Dataset items:
(begin)

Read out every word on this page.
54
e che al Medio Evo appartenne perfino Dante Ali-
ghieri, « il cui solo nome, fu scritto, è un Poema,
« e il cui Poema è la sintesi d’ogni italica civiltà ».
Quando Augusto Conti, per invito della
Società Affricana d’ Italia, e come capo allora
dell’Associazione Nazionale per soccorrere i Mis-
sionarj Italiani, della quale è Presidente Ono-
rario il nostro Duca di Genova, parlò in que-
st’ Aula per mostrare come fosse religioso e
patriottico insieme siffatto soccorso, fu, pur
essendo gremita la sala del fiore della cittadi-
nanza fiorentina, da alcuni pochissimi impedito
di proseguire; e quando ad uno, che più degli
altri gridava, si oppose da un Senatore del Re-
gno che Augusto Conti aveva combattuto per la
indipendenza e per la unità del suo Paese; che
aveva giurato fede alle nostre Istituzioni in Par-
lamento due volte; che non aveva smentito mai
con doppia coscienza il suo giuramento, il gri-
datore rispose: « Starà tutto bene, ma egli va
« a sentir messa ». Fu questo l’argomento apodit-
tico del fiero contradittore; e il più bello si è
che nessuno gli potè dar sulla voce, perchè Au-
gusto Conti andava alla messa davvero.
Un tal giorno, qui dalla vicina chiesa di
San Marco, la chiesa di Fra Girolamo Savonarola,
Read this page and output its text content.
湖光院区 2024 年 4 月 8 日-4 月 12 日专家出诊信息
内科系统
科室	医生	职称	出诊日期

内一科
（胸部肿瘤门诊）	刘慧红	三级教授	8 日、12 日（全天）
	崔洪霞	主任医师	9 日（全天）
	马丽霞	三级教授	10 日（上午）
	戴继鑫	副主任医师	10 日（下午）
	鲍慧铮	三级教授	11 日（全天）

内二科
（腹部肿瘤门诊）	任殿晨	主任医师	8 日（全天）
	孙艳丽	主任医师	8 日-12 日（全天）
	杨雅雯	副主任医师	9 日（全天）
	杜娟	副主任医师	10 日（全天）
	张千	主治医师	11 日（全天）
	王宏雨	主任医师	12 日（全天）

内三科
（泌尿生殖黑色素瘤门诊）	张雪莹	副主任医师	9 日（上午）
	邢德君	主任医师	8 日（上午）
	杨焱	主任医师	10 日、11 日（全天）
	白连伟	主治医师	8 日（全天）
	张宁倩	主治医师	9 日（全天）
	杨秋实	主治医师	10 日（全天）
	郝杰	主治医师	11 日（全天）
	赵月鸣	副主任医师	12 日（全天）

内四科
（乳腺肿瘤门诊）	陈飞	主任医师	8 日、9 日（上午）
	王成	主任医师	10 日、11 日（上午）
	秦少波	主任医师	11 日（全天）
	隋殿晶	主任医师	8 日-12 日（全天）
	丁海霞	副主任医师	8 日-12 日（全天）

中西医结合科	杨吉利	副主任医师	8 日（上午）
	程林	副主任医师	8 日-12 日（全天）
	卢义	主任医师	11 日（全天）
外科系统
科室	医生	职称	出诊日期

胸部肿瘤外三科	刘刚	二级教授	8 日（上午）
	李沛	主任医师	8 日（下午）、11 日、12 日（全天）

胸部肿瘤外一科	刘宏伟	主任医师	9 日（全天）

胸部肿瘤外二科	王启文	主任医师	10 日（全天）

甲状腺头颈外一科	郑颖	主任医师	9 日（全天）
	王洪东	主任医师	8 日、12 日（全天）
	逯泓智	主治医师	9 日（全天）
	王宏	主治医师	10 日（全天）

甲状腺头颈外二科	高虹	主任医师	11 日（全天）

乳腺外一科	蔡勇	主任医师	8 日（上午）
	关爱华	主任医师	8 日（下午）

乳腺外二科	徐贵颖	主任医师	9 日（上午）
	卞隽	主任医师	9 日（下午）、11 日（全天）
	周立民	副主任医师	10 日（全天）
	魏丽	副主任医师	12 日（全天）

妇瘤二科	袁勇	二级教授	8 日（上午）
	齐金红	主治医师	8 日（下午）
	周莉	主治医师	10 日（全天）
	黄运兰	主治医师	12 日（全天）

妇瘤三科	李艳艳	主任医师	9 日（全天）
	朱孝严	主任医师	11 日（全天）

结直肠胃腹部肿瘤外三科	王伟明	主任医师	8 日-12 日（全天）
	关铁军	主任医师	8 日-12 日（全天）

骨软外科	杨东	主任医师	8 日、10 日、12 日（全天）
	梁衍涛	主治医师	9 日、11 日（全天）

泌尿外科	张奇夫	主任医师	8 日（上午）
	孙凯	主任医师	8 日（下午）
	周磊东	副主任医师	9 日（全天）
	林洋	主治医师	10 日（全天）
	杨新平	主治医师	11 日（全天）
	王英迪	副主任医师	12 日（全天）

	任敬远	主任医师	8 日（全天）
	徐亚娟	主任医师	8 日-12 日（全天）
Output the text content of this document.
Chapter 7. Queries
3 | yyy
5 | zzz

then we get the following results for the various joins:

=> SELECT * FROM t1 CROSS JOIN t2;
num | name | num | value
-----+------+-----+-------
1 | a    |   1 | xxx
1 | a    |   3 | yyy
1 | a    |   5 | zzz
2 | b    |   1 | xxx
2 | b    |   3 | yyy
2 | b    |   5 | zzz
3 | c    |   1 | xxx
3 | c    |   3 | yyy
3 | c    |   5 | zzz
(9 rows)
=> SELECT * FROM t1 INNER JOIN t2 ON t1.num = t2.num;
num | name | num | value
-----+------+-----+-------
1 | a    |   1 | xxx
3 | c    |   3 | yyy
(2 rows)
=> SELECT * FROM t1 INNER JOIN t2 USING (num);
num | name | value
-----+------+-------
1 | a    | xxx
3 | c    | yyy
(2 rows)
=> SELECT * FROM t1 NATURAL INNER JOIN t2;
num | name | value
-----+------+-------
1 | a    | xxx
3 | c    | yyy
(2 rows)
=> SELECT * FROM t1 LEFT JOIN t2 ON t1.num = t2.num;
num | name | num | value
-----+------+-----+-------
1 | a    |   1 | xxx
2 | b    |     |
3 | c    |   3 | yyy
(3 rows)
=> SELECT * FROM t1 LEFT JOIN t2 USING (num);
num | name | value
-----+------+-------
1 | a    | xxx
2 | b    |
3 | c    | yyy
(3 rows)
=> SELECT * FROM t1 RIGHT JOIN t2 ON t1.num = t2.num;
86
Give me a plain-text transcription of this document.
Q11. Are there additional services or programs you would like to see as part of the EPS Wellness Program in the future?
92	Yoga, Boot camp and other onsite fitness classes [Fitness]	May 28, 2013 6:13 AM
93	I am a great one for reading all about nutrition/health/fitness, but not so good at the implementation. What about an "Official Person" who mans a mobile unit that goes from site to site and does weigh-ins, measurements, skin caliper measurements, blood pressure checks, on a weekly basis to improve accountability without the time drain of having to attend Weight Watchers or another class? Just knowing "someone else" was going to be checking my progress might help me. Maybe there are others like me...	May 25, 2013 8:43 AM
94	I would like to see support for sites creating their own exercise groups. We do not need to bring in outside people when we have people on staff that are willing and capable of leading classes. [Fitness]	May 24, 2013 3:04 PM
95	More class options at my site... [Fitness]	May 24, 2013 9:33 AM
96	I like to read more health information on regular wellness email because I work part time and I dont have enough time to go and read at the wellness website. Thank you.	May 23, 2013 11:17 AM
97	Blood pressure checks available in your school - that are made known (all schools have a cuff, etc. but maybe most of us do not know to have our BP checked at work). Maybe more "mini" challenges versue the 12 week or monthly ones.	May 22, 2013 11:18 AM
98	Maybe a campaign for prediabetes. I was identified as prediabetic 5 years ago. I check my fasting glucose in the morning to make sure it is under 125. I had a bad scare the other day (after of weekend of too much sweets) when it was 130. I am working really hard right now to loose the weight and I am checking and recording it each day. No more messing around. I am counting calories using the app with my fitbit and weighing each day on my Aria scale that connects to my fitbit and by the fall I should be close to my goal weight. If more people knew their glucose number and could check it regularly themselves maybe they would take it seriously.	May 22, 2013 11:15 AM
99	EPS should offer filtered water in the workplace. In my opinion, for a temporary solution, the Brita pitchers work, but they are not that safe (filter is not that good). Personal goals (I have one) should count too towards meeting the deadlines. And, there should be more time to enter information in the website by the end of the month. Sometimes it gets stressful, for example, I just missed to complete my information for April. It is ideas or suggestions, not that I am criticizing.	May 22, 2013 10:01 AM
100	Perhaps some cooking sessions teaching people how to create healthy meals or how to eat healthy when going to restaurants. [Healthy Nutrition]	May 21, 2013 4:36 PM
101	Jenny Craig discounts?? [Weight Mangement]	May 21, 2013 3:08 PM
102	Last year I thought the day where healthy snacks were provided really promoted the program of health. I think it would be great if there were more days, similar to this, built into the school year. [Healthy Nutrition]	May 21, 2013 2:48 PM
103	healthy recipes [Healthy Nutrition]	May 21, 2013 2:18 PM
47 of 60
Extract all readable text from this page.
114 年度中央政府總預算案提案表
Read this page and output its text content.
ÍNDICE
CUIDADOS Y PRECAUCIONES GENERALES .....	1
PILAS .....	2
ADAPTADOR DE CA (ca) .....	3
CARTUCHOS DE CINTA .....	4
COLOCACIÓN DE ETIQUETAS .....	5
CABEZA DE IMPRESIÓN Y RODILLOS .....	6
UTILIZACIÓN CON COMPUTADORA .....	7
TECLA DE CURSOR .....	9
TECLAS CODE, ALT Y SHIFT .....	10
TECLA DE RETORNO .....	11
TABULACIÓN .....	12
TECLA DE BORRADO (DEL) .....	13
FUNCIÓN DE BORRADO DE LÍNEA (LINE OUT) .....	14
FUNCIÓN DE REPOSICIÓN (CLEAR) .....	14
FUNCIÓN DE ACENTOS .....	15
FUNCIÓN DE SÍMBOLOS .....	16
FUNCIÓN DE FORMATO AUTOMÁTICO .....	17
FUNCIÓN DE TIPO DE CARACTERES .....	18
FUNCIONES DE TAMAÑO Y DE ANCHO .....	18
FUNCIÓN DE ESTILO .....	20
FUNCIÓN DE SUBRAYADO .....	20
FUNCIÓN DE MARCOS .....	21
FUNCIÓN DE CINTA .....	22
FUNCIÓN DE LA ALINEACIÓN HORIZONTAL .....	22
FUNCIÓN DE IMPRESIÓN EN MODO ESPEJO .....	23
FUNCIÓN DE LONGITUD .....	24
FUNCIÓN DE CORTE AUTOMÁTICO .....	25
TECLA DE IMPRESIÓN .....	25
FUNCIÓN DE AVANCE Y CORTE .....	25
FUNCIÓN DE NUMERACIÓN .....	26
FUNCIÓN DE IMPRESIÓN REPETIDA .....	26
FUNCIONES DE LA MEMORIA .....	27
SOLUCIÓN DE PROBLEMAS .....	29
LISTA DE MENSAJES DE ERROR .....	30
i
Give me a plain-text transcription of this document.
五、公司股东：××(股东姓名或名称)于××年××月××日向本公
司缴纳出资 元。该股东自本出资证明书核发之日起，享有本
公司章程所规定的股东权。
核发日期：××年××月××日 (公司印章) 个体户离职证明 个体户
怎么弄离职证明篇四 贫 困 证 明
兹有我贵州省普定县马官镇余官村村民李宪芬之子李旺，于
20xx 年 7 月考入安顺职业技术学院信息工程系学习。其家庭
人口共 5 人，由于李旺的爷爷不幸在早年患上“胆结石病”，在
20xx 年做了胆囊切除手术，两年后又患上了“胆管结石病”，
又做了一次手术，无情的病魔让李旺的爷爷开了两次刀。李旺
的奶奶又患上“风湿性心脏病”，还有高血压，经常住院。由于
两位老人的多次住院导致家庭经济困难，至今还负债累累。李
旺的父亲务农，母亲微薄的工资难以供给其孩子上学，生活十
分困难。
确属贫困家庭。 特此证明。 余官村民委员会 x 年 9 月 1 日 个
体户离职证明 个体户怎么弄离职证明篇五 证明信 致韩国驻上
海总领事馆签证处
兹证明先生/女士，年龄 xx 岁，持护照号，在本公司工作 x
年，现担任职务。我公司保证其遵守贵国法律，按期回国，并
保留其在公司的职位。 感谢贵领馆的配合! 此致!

(end)

Objective>
Copy out each line of the data containing the string "Conti".

Full response>
Quando Augusto Conti, per invito della
gno che Augusto Conti aveva combattuto per la
gusto Conti andava alla messa davvero.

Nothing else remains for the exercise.